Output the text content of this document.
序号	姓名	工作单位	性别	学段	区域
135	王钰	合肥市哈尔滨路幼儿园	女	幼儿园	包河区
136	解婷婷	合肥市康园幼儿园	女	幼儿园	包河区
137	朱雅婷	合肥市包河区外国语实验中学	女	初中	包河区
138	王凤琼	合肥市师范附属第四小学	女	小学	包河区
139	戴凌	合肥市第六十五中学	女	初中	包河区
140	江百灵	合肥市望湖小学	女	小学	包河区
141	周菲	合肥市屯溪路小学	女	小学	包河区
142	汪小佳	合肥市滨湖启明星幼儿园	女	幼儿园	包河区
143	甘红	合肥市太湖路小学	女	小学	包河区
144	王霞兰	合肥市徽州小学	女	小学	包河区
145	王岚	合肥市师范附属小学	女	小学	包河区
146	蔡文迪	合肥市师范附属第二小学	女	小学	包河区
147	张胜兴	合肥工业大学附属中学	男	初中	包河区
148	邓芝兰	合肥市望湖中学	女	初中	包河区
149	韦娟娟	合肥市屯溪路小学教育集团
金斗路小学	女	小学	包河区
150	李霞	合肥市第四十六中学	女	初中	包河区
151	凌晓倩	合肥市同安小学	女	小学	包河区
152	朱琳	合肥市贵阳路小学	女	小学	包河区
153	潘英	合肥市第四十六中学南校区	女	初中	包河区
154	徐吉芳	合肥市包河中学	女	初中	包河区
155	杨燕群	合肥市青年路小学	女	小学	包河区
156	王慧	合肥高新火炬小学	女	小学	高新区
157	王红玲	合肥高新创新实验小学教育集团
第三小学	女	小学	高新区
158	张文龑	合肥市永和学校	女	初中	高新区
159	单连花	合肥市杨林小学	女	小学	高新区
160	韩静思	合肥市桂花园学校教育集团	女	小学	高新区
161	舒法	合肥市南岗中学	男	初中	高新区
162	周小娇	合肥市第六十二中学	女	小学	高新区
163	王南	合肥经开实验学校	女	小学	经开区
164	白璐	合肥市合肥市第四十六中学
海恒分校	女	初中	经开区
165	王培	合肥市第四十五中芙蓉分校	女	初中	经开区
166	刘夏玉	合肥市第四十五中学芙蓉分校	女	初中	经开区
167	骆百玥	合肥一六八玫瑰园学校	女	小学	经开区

---

→ **Aim of the exercise**:
Write down all the entries again without a single difference.

→ **Exercise output**:
Output the text content of this document.
序号	姓名	工作单位	性别	学段	区域
135	王钰	合肥市哈尔滨路幼儿园	女	幼儿园	包河区
136	解婷婷	合肥市康园幼儿园	女	幼儿园	包河区
137	朱雅婷	合肥市包河区外国语实验中学	女	初中	包河区
138	王凤琼	合肥市师范附属第四小学	女	小学	包河区
139	戴凌	合肥市第六十五中学	女	初中	包河区
140	江百灵	合肥市望湖小学	女	小学	包河区
141	周菲	合肥市屯溪路小学	女	小学	包河区
142	汪小佳	合肥市滨湖启明星幼儿园	女	幼儿园	包河区
143	甘红	合肥市太湖路小学	女	小学	包河区
144	王霞兰	合肥市徽州小学	女	小学	包河区
145	王岚	合肥市师范附属小学	女	小学	包河区
146	蔡文迪	合肥市师范附属第二小学	女	小学	包河区
147	张胜兴	合肥工业大学附属中学	男	初中	包河区
148	邓芝兰	合肥市望湖中学	女	初中	包河区
149	韦娟娟	合肥市屯溪路小学教育集团
金斗路小学	女	小学	包河区
150	李霞	合肥市第四十六中学	女	初中	包河区
151	凌晓倩	合肥市同安小学	女	小学	包河区
152	朱琳	合肥市贵阳路小学	女	小学	包河区
153	潘英	合肥市第四十六中学南校区	女	初中	包河区
154	徐吉芳	合肥市包河中学	女	初中	包河区
155	杨燕群	合肥市青年路小学	女	小学	包河区
156	王慧	合肥高新火炬小学	女	小学	高新区
157	王红玲	合肥高新创新实验小学教育集团
第三小学	女	小学	高新区
158	张文龑	合肥市永和学校	女	初中	高新区
159	单连花	合肥市杨林小学	女	小学	高新区
160	韩静思	合肥市桂花园学校教育集团	女	小学	高新区
161	舒法	合肥市南岗中学	男	初中	高新区
162	周小娇	合肥市第六十二中学	女	小学	高新区
163	王南	合肥经开实验学校	女	小学	经开区
164	白璐	合肥市合肥市第四十六中学
海恒分校	女	初中	经开区
165	王培	合肥市第四十五中芙蓉分校	女	初中	经开区
166	刘夏玉	合肥市第四十五中学芙蓉分校	女	初中	经开区
167	骆百玥	合肥一六八玫瑰园学校	女	小学	经开区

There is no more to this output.